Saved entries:

= = = = = = =

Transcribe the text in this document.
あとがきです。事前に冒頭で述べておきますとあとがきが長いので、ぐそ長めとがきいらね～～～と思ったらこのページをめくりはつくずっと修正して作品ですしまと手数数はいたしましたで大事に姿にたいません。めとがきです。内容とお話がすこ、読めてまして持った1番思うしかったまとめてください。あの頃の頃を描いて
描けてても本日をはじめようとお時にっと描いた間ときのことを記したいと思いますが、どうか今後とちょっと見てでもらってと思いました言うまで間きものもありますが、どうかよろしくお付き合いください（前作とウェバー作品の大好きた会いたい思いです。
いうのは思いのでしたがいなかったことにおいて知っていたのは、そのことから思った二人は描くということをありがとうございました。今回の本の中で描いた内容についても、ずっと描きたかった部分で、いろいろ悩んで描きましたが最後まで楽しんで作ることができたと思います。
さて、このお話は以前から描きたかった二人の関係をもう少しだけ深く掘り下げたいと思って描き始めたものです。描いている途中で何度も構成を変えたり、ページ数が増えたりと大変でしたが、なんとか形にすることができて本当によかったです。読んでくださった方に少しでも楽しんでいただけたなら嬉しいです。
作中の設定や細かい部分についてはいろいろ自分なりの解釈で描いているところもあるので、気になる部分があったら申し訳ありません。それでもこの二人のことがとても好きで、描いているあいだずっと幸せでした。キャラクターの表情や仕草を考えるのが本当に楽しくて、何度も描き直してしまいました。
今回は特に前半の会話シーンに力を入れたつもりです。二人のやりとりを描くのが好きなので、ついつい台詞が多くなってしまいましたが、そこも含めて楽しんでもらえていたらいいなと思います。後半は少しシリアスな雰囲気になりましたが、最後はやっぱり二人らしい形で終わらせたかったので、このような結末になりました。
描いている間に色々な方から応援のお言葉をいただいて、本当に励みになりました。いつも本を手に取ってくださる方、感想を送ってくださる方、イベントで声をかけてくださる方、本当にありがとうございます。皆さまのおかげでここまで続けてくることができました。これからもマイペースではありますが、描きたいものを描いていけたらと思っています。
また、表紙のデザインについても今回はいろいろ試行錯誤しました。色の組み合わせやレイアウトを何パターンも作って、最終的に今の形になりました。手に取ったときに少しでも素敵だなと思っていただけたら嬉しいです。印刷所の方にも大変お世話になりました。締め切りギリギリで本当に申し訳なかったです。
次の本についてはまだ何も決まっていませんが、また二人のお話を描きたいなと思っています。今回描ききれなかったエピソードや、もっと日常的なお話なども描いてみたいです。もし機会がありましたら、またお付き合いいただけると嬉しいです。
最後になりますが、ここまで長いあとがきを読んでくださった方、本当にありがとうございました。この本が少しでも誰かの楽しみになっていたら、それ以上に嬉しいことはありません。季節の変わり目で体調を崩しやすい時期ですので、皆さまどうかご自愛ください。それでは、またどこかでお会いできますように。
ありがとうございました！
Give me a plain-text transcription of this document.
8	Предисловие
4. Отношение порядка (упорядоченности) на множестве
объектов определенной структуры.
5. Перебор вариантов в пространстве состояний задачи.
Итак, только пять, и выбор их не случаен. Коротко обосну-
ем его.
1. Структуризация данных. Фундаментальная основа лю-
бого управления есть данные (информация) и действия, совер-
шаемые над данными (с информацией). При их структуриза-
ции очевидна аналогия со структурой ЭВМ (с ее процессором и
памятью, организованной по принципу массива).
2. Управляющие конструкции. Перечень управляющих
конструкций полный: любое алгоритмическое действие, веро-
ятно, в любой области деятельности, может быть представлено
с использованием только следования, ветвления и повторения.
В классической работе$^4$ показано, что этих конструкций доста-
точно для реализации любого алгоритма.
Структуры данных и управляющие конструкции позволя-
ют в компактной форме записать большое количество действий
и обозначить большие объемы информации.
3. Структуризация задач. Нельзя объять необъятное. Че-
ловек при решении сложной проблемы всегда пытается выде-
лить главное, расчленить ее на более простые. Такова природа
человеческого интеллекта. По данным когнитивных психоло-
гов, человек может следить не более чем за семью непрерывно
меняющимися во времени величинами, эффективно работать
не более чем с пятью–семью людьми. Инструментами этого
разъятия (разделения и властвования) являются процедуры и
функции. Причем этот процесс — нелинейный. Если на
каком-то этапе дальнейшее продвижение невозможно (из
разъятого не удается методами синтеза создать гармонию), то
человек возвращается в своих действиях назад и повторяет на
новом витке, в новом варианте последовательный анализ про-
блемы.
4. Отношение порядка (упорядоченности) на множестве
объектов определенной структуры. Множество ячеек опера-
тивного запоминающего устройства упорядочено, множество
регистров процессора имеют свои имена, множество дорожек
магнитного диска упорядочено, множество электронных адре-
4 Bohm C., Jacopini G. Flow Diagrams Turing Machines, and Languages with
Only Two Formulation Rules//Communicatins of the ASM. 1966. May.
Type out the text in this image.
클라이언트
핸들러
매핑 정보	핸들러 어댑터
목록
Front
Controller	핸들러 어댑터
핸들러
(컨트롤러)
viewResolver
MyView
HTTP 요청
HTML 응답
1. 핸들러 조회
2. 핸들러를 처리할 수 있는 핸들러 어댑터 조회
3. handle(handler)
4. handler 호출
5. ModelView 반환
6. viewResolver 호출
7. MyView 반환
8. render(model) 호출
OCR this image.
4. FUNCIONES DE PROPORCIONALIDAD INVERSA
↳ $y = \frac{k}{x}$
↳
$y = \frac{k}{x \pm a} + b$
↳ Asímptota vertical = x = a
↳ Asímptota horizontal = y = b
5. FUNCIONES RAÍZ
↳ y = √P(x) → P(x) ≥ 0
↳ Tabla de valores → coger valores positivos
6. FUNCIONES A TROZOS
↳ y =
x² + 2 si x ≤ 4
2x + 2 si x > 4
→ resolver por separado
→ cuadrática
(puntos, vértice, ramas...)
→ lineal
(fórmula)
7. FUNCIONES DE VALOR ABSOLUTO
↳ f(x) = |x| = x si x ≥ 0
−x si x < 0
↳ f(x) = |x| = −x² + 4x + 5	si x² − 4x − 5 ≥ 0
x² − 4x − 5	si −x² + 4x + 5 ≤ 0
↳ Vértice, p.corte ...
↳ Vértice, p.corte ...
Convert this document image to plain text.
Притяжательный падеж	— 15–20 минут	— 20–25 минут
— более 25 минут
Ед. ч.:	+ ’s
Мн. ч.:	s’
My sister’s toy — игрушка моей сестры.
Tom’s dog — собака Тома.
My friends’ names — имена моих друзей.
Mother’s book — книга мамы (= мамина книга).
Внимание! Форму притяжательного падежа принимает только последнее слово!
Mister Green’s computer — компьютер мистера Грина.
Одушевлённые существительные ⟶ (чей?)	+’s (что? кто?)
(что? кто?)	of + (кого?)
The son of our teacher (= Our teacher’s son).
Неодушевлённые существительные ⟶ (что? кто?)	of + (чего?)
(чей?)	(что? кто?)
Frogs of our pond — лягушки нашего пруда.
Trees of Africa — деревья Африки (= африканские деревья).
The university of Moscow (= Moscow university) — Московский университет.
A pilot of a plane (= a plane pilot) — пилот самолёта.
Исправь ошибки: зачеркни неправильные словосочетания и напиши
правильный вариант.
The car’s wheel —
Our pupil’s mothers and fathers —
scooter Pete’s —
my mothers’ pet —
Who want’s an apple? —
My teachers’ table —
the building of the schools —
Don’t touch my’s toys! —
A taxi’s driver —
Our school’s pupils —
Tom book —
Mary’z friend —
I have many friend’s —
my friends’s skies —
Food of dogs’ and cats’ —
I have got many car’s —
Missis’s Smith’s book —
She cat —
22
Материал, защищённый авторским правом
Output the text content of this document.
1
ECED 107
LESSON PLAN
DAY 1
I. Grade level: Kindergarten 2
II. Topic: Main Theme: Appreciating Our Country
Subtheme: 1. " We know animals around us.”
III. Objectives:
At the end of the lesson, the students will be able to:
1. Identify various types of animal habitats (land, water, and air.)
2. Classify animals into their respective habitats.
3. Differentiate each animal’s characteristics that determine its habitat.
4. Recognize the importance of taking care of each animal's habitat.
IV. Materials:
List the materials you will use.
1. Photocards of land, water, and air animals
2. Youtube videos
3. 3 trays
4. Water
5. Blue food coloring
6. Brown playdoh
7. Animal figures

= = = = = = =

● Job: Which lines hold the word "Структуризация"? Copy each of them from the records.

● The solution:
1. Структуризация данных. Фундаментальная основа лю-
3. Структуризация задач. Нельзя объять необъятное. Че-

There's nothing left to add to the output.